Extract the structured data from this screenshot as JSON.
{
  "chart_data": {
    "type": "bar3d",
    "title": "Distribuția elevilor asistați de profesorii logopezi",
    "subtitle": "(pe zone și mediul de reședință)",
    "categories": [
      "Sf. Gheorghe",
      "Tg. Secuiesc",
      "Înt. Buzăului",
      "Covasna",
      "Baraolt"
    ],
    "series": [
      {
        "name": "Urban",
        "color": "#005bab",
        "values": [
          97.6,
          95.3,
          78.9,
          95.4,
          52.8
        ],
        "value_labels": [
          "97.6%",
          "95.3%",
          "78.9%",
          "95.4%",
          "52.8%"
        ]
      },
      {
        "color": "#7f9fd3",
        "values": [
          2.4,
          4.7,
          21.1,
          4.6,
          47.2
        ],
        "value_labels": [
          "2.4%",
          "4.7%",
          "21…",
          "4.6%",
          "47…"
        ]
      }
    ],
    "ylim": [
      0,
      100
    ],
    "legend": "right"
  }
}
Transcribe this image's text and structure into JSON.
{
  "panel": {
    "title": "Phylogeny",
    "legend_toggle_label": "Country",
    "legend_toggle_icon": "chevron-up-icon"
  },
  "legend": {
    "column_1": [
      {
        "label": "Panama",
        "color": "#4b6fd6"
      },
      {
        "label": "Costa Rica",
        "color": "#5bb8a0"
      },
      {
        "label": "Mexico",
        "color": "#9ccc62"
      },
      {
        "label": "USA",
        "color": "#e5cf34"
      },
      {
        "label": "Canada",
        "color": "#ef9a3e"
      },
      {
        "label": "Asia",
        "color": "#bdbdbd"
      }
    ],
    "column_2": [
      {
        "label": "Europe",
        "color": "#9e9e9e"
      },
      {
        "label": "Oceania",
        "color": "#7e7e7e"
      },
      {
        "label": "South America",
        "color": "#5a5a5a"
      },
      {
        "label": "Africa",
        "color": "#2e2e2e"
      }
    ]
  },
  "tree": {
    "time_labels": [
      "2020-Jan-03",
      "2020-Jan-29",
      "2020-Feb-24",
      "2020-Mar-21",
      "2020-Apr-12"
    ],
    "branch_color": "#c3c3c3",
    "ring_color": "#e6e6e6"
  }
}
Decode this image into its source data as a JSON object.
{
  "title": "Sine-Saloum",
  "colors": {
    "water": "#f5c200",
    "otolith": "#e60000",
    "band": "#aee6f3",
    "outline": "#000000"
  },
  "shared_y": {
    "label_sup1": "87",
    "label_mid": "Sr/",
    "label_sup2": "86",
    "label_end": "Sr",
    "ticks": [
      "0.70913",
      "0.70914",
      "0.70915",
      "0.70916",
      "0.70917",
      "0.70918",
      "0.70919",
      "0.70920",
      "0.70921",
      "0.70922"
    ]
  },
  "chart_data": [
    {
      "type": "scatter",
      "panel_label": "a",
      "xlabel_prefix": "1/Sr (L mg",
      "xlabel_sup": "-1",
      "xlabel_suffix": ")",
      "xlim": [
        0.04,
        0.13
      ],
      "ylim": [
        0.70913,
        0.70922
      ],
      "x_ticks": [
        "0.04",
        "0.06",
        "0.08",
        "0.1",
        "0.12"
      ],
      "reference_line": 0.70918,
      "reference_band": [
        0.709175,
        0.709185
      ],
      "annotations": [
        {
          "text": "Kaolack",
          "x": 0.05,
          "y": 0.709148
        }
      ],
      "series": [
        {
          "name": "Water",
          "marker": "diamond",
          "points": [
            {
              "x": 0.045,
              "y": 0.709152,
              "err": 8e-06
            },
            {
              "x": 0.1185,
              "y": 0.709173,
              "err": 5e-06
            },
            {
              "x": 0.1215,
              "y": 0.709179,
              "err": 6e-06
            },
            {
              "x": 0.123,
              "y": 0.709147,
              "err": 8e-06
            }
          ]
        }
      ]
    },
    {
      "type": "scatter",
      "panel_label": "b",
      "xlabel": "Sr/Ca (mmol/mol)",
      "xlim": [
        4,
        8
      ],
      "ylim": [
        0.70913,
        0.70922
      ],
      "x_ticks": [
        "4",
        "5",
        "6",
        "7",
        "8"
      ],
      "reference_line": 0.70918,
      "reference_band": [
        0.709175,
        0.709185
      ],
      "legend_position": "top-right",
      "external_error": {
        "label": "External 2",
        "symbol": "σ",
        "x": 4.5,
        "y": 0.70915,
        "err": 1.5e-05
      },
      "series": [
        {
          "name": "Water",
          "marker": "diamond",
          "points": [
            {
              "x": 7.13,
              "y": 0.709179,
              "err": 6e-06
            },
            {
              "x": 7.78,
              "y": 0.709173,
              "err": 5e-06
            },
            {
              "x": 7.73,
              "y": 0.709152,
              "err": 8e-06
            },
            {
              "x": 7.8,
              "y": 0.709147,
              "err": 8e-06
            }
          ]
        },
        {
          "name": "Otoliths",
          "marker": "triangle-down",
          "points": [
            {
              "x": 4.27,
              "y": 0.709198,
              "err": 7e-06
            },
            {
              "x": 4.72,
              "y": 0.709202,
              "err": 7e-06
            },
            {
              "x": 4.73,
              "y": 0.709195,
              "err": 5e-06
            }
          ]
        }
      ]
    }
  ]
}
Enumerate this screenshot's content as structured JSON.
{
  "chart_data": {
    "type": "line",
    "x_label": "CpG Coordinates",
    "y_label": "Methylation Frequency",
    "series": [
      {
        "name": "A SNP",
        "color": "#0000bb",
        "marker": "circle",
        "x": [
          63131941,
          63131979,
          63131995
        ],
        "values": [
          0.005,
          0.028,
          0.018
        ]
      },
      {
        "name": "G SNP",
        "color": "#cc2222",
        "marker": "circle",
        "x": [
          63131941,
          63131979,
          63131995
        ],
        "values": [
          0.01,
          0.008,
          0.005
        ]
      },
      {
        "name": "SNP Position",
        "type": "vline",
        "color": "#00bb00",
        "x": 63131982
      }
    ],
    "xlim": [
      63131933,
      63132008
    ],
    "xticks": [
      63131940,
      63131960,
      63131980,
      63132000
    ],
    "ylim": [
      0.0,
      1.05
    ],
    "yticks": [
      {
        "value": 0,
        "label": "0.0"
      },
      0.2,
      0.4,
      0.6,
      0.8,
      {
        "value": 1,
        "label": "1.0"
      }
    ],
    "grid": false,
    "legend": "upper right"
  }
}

▸ **WHAT TO PRODUCE**
What do the records say? Quote them all exactly.

▸ **WORKED ANSWER**
Extract the structured data from this screenshot as JSON.
{
  "chart_data": {
    "type": "bar3d",
    "title": "Distribuția elevilor asistați de profesorii logopezi",
    "subtitle": "(pe zone și mediul de reședință)",
    "categories": [
      "Sf. Gheorghe",
      "Tg. Secuiesc",
      "Înt. Buzăului",
      "Covasna",
      "Baraolt"
    ],
    "series": [
      {
        "name": "Urban",
        "color": "#005bab",
        "values": [
          97.6,
          95.3,
          78.9,
          95.4,
          52.8
        ],
        "value_labels": [
          "97.6%",
          "95.3%",
          "78.9%",
          "95.4%",
          "52.8%"
        ]
      },
      {
        "color": "#7f9fd3",
        "values": [
          2.4,
          4.7,
          21.1,
          4.6,
          47.2
        ],
        "value_labels": [
          "2.4%",
          "4.7%",
          "21…",
          "4.6%",
          "47…"
        ]
      }
    ],
    "ylim": [
      0,
      100
    ],
    "legend": "right"
  }
}
Transcribe this image's text and structure into JSON.
{
  "panel": {
    "title": "Phylogeny",
    "legend_toggle_label": "Country",
    "legend_toggle_icon": "chevron-up-icon"
  },
  "legend": {
    "column_1": [
      {
        "label": "Panama",
        "color": "#4b6fd6"
      },
      {
        "label": "Costa Rica",
        "color": "#5bb8a0"
      },
      {
        "label": "Mexico",
        "color": "#9ccc62"
      },
      {
        "label": "USA",
        "color": "#e5cf34"
      },
      {
        "label": "Canada",
        "color": "#ef9a3e"
      },
      {
        "label": "Asia",
        "color": "#bdbdbd"
      }
    ],
    "column_2": [
      {
        "label": "Europe",
        "color": "#9e9e9e"
      },
      {
        "label": "Oceania",
        "color": "#7e7e7e"
      },
      {
        "label": "South America",
        "color": "#5a5a5a"
      },
      {
        "label": "Africa",
        "color": "#2e2e2e"
      }
    ]
  },
  "tree": {
    "time_labels": [
      "2020-Jan-03",
      "2020-Jan-29",
      "2020-Feb-24",
      "2020-Mar-21",
      "2020-Apr-12"
    ],
    "branch_color": "#c3c3c3",
    "ring_color": "#e6e6e6"
  }
}
Decode this image into its source data as a JSON object.
{
  "title": "Sine-Saloum",
  "colors": {
    "water": "#f5c200",
    "otolith": "#e60000",
    "band": "#aee6f3",
    "outline": "#000000"
  },
  "shared_y": {
    "label_sup1": "87",
    "label_mid": "Sr/",
    "label_sup2": "86",
    "label_end": "Sr",
    "ticks": [
      "0.70913",
      "0.70914",
      "0.70915",
      "0.70916",
      "0.70917",
      "0.70918",
      "0.70919",
      "0.70920",
      "0.70921",
      "0.70922"
    ]
  },
  "chart_data": [
    {
      "type": "scatter",
      "panel_label": "a",
      "xlabel_prefix": "1/Sr (L mg",
      "xlabel_sup": "-1",
      "xlabel_suffix": ")",
      "xlim": [
        0.04,
        0.13
      ],
      "ylim": [
        0.70913,
        0.70922
      ],
      "x_ticks": [
        "0.04",
        "0.06",
        "0.08",
        "0.1",
        "0.12"
      ],
      "reference_line": 0.70918,
      "reference_band": [
        0.709175,
        0.709185
      ],
      "annotations": [
        {
          "text": "Kaolack",
          "x": 0.05,
          "y": 0.709148
        }
      ],
      "series": [
        {
          "name": "Water",
          "marker": "diamond",
          "points": [
            {
              "x": 0.045,
              "y": 0.709152,
              "err": 8e-06
            },
            {
              "x": 0.1185,
              "y": 0.709173,
              "err": 5e-06
            },
            {
              "x": 0.1215,
              "y": 0.709179,
              "err": 6e-06
            },
            {
              "x": 0.123,
              "y": 0.709147,
              "err": 8e-06
            }
          ]
        }
      ]
    },
    {
      "type": "scatter",
      "panel_label": "b",
      "xlabel": "Sr/Ca (mmol/mol)",
      "xlim": [
        4,
        8
      ],
      "ylim": [
        0.70913,
        0.70922
      ],
      "x_ticks": [
        "4",
        "5",
        "6",
        "7",
        "8"
      ],
      "reference_line": 0.70918,
      "reference_band": [
        0.709175,
        0.709185
      ],
      "legend_position": "top-right",
      "external_error": {
        "label": "External 2",
        "symbol": "σ",
        "x": 4.5,
        "y": 0.70915,
        "err": 1.5e-05
      },
      "series": [
        {
          "name": "Water",
          "marker": "diamond",
          "points": [
            {
              "x": 7.13,
              "y": 0.709179,
              "err": 6e-06
            },
            {
              "x": 7.78,
              "y": 0.709173,
              "err": 5e-06
            },
            {
              "x": 7.73,
              "y": 0.709152,
              "err": 8e-06
            },
            {
              "x": 7.8,
              "y": 0.709147,
              "err": 8e-06
            }
          ]
        },
        {
          "name": "Otoliths",
          "marker": "triangle-down",
          "points": [
            {
              "x": 4.27,
              "y": 0.709198,
              "err": 7e-06
            },
            {
              "x": 4.72,
              "y": 0.709202,
              "err": 7e-06
            },
            {
              "x": 4.73,
              "y": 0.709195,
              "err": 5e-06
            }
          ]
        }
      ]
    }
  ]
}
Enumerate this screenshot's content as structured JSON.
{
  "chart_data": {
    "type": "line",
    "x_label": "CpG Coordinates",
    "y_label": "Methylation Frequency",
    "series": [
      {
        "name": "A SNP",
        "color": "#0000bb",
        "marker": "circle",
        "x": [
          63131941,
          63131979,
          63131995
        ],
        "values": [
          0.005,
          0.028,
          0.018
        ]
      },
      {
        "name": "G SNP",
        "color": "#cc2222",
        "marker": "circle",
        "x": [
          63131941,
          63131979,
          63131995
        ],
        "values": [
          0.01,
          0.008,
          0.005
        ]
      },
      {
        "name": "SNP Position",
        "type": "vline",
        "color": "#00bb00",
        "x": 63131982
      }
    ],
    "xlim": [
      63131933,
      63132008
    ],
    "xticks": [
      63131940,
      63131960,
      63131980,
      63132000
    ],
    "ylim": [
      0.0,
      1.05
    ],
    "yticks": [
      {
        "value": 0,
        "label": "0.0"
      },
      0.2,
      0.4,
      0.6,
      0.8,
      {
        "value": 1,
        "label": "1.0"
      }
    ],
    "grid": false,
    "legend": "upper right"
  }
}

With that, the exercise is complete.